To do: Return the records in full, exactly as given.

Supplied records:
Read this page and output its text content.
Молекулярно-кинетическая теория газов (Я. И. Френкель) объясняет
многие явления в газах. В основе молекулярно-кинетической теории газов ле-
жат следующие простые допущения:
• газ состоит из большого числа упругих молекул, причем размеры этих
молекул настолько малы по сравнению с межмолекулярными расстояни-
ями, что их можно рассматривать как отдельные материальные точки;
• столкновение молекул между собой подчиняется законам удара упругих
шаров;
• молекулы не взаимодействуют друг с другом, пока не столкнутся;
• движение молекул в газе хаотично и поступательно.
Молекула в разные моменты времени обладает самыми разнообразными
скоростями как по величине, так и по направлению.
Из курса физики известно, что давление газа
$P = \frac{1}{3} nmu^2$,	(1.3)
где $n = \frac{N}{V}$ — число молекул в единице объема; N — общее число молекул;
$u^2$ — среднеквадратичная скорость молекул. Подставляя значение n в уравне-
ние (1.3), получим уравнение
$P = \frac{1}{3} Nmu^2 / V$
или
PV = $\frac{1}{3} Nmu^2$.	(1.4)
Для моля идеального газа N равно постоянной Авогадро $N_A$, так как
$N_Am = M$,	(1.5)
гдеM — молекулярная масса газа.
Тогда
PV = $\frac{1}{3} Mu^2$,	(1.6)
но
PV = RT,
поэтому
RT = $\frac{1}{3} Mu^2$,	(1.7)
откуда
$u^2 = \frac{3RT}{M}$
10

Written response:
Read this page and output its text content.
Молекулярно-кинетическая теория газов (Я. И. Френкель) объясняет
многие явления в газах. В основе молекулярно-кинетической теории газов ле-
жат следующие простые допущения:
• газ состоит из большого числа упругих молекул, причем размеры этих
молекул настолько малы по сравнению с межмолекулярными расстояни-
ями, что их можно рассматривать как отдельные материальные точки;
• столкновение молекул между собой подчиняется законам удара упругих
шаров;
• молекулы не взаимодействуют друг с другом, пока не столкнутся;
• движение молекул в газе хаотично и поступательно.
Молекула в разные моменты времени обладает самыми разнообразными
скоростями как по величине, так и по направлению.
Из курса физики известно, что давление газа
$P = \frac{1}{3} nmu^2$,	(1.3)
где $n = \frac{N}{V}$ — число молекул в единице объема; N — общее число молекул;
$u^2$ — среднеквадратичная скорость молекул. Подставляя значение n в уравне-
ние (1.3), получим уравнение
$P = \frac{1}{3} Nmu^2 / V$
или
PV = $\frac{1}{3} Nmu^2$.	(1.4)
Для моля идеального газа N равно постоянной Авогадро $N_A$, так как
$N_Am = M$,	(1.5)
гдеM — молекулярная масса газа.
Тогда
PV = $\frac{1}{3} Mu^2$,	(1.6)
но
PV = RT,
поэтому
RT = $\frac{1}{3} Mu^2$,	(1.7)
откуда
$u^2 = \frac{3RT}{M}$
10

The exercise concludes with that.